WORK TO DO ->
Locate all lines with the word "Triceps" and copy them out.

»»

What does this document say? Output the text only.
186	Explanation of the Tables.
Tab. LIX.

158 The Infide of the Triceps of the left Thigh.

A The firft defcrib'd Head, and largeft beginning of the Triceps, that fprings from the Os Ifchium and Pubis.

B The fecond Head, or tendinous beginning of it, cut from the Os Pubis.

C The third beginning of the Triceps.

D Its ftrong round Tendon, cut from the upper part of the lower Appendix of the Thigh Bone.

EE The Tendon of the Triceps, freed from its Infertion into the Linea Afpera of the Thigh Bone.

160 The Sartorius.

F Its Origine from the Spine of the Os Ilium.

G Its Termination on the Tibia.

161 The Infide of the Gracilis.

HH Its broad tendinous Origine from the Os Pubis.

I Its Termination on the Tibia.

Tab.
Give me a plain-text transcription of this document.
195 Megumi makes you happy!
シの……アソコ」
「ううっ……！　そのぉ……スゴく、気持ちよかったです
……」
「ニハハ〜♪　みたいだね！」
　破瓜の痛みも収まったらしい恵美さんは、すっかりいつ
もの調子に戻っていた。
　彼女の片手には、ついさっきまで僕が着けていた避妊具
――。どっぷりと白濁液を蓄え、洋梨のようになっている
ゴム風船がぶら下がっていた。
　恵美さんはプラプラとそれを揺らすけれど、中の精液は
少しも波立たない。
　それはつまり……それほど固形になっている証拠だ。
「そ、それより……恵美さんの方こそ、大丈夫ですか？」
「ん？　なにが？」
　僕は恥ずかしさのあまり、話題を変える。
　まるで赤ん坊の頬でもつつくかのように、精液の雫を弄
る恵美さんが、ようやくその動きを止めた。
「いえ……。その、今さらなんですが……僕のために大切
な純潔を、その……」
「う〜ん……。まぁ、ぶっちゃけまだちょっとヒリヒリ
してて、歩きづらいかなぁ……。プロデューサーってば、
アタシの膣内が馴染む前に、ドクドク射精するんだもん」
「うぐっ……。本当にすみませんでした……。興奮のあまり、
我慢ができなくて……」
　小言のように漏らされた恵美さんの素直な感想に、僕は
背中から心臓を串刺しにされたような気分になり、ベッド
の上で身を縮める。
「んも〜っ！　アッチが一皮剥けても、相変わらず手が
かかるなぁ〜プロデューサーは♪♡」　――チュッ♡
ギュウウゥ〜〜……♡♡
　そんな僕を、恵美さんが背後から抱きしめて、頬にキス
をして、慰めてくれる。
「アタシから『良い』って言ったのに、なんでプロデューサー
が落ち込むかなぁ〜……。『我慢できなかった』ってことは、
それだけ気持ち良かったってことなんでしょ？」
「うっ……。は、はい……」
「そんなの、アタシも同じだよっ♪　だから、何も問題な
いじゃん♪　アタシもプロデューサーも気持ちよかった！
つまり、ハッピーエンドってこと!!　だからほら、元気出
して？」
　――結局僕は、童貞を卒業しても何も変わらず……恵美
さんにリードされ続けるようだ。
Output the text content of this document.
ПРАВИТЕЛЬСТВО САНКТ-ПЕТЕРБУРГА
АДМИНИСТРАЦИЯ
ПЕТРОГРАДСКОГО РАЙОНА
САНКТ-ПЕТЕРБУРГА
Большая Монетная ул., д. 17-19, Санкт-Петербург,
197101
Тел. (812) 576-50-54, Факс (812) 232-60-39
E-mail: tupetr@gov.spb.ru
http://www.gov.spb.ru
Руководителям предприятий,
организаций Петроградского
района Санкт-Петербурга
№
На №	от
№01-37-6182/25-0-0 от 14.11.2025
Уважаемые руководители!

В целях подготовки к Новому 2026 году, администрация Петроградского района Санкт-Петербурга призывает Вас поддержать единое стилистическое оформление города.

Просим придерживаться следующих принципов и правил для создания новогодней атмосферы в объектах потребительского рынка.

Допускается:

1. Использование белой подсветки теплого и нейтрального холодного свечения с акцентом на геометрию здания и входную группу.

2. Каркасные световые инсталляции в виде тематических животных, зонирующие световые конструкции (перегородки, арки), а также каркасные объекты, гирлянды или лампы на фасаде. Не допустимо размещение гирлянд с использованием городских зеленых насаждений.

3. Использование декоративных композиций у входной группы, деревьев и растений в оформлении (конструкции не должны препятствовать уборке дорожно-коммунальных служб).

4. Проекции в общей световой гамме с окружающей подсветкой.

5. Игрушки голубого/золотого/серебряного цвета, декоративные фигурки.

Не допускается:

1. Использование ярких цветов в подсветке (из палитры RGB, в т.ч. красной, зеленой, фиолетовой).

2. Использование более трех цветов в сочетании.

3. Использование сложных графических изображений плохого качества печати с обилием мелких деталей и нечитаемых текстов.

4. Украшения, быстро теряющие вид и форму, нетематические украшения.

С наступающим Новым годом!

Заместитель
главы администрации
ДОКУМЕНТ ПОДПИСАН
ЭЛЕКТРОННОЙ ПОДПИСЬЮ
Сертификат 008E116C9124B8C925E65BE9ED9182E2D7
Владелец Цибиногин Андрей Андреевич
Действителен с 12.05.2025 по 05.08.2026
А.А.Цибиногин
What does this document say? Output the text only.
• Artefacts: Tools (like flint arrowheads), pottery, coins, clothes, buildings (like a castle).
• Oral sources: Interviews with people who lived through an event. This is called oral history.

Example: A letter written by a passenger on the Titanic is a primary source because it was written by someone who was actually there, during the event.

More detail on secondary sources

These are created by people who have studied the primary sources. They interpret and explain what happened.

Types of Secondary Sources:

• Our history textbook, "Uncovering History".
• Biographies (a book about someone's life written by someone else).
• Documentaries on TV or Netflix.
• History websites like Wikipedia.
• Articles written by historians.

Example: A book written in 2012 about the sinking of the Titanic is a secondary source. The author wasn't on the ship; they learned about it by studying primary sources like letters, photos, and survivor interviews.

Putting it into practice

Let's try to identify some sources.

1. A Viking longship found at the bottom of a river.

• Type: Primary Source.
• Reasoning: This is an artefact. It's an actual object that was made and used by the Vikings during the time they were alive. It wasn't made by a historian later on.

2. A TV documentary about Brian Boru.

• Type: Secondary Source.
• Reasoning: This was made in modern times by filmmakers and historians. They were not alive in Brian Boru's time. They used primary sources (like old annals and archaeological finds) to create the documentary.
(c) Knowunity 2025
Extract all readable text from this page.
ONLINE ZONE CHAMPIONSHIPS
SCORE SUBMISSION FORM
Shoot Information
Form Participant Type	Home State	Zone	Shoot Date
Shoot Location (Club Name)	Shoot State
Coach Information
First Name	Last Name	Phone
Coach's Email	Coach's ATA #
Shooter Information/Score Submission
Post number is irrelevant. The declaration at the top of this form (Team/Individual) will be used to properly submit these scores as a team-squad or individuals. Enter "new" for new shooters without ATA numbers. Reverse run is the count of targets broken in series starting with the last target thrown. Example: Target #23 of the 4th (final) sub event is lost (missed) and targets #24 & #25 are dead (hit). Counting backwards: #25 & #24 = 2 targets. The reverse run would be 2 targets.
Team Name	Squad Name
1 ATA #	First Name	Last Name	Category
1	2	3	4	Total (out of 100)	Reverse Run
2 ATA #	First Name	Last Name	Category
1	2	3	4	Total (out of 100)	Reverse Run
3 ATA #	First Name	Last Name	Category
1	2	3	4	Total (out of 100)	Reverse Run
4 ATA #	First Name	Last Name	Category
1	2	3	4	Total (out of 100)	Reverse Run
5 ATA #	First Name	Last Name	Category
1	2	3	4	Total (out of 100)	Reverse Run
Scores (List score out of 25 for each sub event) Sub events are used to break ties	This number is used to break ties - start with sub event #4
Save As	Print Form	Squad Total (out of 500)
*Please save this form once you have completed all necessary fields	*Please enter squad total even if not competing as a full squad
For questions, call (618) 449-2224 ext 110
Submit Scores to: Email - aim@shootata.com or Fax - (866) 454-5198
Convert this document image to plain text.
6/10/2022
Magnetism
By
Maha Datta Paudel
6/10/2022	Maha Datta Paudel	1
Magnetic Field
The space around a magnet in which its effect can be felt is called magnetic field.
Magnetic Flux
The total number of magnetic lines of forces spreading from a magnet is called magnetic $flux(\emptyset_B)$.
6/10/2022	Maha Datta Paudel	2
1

««

FULL OUTPUT ->
158 The Infide of the Triceps of the left Thigh.
A The firft defcrib'd Head, and largeft beginning of the Triceps, that fprings from the Os Ifchium and Pubis.
C The third beginning of the Triceps.
EE The Tendon of the Triceps, freed from its Infertion into the Linea Afpera of the Thigh Bone.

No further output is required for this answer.